● ABOUT THIS EXERCISE:
A bare number is all that is needed: how many lines below contain the string "González"?

*** Block opens ***

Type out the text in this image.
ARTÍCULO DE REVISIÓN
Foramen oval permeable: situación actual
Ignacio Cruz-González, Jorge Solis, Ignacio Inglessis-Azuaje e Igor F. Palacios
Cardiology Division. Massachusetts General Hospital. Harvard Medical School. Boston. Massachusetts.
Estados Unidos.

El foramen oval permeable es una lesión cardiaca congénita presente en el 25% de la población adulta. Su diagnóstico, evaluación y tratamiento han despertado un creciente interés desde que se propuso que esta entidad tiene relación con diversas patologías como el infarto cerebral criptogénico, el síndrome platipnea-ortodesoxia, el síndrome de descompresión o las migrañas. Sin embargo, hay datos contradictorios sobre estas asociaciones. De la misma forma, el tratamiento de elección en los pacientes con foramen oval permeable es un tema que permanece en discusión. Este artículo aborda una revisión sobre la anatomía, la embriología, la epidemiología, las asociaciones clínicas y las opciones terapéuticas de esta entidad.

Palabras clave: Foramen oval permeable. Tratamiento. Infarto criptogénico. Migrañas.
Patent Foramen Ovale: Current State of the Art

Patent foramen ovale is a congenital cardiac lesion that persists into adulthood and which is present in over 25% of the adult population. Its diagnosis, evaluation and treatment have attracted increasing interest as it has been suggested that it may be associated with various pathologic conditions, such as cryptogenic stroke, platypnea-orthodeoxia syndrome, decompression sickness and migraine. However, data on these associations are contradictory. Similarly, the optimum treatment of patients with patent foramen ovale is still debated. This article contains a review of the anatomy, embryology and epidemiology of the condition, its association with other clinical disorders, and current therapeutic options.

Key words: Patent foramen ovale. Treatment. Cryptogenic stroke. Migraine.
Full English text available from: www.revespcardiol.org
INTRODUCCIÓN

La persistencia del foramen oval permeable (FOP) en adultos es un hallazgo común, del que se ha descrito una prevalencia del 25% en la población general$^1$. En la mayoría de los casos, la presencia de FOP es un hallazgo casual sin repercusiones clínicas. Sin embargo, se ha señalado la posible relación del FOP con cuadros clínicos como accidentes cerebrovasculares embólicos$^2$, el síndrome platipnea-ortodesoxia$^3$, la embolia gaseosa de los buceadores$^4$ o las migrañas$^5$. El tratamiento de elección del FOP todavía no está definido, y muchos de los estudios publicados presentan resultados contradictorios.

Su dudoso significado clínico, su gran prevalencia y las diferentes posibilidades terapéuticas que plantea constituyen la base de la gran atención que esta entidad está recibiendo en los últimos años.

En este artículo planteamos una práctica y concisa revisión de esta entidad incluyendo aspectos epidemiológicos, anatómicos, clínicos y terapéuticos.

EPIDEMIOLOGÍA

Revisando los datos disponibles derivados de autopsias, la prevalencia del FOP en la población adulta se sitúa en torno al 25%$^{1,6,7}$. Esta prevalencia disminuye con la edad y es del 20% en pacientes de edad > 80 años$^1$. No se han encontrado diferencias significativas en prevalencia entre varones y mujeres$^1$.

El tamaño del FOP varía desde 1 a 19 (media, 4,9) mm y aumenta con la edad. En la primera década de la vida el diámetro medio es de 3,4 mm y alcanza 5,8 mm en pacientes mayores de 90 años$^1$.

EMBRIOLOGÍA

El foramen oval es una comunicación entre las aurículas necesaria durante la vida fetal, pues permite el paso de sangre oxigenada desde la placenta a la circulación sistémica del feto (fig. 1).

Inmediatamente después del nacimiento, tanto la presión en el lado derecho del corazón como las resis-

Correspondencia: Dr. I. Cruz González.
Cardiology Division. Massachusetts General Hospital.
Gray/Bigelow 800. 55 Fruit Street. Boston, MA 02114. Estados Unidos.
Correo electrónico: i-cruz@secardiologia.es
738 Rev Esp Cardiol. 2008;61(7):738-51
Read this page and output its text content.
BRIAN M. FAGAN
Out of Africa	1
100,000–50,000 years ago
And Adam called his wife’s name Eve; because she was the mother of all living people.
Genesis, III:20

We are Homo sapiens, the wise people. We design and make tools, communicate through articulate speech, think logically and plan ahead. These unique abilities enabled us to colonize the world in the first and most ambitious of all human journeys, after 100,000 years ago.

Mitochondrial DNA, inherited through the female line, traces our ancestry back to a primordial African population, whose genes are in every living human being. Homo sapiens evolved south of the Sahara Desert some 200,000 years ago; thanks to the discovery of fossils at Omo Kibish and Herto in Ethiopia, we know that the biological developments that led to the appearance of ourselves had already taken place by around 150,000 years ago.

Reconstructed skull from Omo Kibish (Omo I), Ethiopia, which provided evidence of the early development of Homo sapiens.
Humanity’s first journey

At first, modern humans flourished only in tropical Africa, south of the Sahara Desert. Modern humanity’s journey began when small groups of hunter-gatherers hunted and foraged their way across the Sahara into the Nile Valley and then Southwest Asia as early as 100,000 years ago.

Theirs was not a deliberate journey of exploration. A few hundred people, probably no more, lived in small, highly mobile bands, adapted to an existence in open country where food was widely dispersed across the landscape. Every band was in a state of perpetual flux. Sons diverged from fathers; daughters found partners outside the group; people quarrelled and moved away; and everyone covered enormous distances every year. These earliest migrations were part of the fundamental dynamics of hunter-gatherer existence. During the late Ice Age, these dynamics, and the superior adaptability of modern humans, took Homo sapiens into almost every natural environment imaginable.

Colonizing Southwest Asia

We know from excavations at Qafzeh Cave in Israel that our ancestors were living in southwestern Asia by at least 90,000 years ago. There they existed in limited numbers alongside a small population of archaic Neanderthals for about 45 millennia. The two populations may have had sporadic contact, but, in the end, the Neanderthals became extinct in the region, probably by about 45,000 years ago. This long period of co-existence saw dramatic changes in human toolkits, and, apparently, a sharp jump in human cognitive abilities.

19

*** Block closes ***

● RESPONSE TO THIS EXERCISE:
2